_Directive_
Return all of the data exactly as written, without the pictures.
##### Material to process #####
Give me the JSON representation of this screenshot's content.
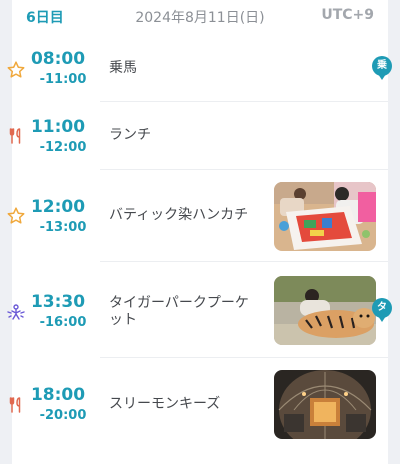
{
  "header": {
    "day": "6日目",
    "date": "2024年8月11日(日)",
    "timezone": "UTC+9"
  },
  "colors": {
    "accent": "#1e9bb5",
    "star": "#f0a83c",
    "food": "#e0684f",
    "activity": "#6a5ad6"
  },
  "items": [
    {
      "icon": "star-icon",
      "start": "08:00",
      "end": "-11:00",
      "title": "乗馬",
      "pin": "乗"
    },
    {
      "icon": "restaurant-icon",
      "start": "11:00",
      "end": "-12:00",
      "title": "ランチ"
    },
    {
      "icon": "star-icon",
      "start": "12:00",
      "end": "-13:00",
      "title": "バティック染ハンカチ",
      "photo": "batik-workshop-photo"
    },
    {
      "icon": "activity-icon",
      "start": "13:30",
      "end": "-16:00",
      "title": "タイガーパークプーケット",
      "photo": "tiger-park-photo",
      "pin": "タ"
    },
    {
      "icon": "restaurant-icon",
      "start": "18:00",
      "end": "-20:00",
      "title": "スリーモンキーズ",
      "photo": "restaurant-dome-photo"
    }
  ]
}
#####
_Right answer_
Give me the JSON representation of this screenshot's content.
{
  "header": {
    "day": "6日目",
    "date": "2024年8月11日(日)",
    "timezone": "UTC+9"
  },
  "colors": {
    "accent": "#1e9bb5",
    "star": "#f0a83c",
    "food": "#e0684f",
    "activity": "#6a5ad6"
  },
  "items": [
    {
      "icon": "star-icon",
      "start": "08:00",
      "end": "-11:00",
      "title": "乗馬",
      "pin": "乗"
    },
    {
      "icon": "restaurant-icon",
      "start": "11:00",
      "end": "-12:00",
      "title": "ランチ"
    },
    {
      "icon": "star-icon",
      "start": "12:00",
      "end": "-13:00",
      "title": "バティック染ハンカチ",
      "photo": "batik-workshop-photo"
    },
    {
      "icon": "activity-icon",
      "start": "13:30",
      "end": "-16:00",
      "title": "タイガーパークプーケット",
      "photo": "tiger-park-photo",
      "pin": "タ"
    },
    {
      "icon": "restaurant-icon",
      "start": "18:00",
      "end": "-20:00",
      "title": "スリーモンキーズ",
      "photo": "restaurant-dome-photo"
    }
  ]
}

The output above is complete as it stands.